Set out each line from the following listing that includes the word "conditions".
────────────────
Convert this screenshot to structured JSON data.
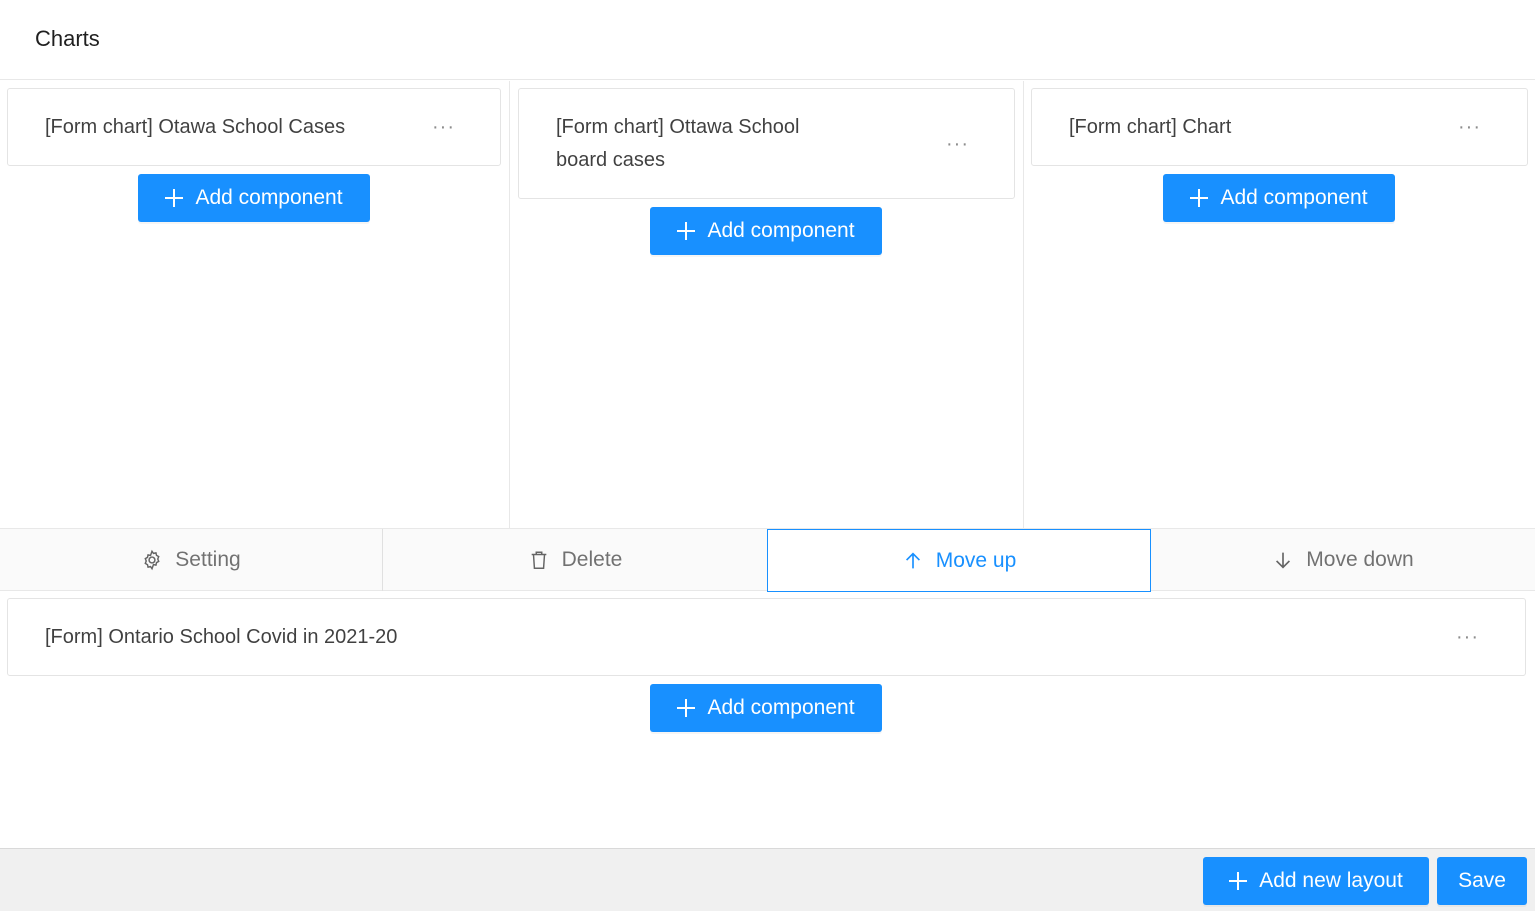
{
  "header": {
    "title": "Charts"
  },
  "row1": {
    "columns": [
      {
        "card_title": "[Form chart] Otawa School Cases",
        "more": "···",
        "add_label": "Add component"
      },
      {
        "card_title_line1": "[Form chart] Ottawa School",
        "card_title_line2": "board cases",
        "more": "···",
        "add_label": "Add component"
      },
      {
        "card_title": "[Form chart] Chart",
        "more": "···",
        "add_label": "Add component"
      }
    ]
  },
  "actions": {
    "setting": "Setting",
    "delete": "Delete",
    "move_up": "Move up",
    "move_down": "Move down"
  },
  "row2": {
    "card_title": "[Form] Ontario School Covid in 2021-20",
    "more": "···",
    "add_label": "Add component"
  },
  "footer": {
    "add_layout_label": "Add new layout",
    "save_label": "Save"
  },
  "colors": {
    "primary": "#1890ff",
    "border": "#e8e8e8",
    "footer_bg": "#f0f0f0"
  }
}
────────────────
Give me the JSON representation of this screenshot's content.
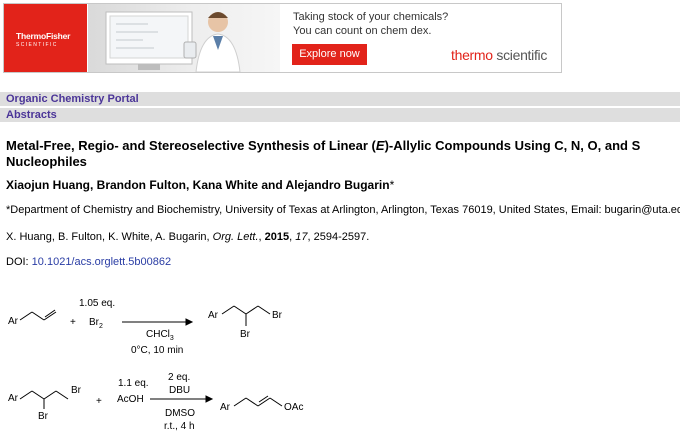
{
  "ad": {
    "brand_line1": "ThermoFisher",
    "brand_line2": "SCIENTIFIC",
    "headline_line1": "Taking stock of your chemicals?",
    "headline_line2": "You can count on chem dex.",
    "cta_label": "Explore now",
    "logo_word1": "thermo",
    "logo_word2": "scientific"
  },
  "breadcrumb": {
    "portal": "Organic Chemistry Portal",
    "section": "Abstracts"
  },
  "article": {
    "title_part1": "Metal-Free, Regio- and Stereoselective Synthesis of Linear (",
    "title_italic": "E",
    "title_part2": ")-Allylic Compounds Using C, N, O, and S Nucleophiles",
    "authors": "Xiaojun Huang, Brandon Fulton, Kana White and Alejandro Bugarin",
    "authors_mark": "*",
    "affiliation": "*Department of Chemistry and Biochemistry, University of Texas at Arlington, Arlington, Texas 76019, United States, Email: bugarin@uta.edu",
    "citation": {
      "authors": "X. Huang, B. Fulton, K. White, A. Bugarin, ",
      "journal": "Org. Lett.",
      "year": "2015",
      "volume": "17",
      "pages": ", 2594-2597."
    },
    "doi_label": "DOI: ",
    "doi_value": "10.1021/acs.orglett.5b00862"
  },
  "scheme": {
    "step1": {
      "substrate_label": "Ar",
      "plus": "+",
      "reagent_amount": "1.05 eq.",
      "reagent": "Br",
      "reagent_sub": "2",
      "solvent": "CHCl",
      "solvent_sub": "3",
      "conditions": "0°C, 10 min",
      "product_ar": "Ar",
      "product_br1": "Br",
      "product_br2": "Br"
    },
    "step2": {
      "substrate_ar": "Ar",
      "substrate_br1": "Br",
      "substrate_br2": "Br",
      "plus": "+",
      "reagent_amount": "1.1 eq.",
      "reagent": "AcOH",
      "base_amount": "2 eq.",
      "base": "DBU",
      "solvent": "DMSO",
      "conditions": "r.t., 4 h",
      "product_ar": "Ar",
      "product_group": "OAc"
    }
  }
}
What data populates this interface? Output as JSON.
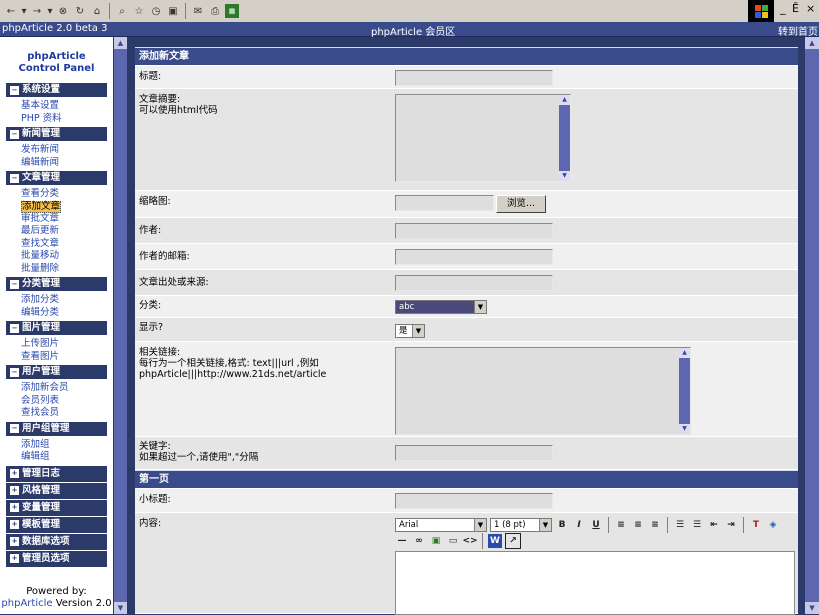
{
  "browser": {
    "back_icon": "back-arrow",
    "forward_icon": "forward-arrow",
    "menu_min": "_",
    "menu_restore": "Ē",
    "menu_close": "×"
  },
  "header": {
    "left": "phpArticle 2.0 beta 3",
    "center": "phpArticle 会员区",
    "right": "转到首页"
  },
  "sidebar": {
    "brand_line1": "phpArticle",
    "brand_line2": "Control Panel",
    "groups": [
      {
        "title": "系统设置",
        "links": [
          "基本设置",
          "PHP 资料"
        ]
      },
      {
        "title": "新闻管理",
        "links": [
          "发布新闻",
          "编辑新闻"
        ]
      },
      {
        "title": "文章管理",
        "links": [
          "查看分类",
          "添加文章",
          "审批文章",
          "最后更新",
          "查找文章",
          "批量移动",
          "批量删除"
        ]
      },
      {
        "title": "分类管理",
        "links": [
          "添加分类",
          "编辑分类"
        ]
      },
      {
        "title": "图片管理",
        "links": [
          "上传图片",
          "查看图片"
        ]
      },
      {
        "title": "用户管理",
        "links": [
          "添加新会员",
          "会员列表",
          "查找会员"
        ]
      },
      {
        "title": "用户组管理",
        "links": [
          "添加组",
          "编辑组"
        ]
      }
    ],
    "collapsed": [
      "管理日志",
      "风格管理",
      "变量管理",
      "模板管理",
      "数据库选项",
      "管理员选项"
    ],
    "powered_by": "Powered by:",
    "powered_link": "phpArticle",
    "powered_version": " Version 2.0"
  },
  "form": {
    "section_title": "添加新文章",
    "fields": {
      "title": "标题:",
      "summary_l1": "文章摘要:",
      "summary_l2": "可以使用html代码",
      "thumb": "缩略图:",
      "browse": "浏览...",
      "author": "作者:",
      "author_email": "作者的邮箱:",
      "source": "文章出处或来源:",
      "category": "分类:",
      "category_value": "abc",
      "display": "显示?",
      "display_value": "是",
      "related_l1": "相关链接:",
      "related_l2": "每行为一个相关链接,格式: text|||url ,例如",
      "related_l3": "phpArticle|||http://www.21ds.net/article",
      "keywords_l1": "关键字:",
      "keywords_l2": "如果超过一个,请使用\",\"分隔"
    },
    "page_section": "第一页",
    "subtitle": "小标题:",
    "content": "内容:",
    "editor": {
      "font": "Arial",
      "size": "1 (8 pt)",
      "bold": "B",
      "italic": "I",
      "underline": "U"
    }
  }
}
────────────────
Exercise solution.
      "conditions": "0°C, 10 min",
      "conditions": "r.t., 4 h",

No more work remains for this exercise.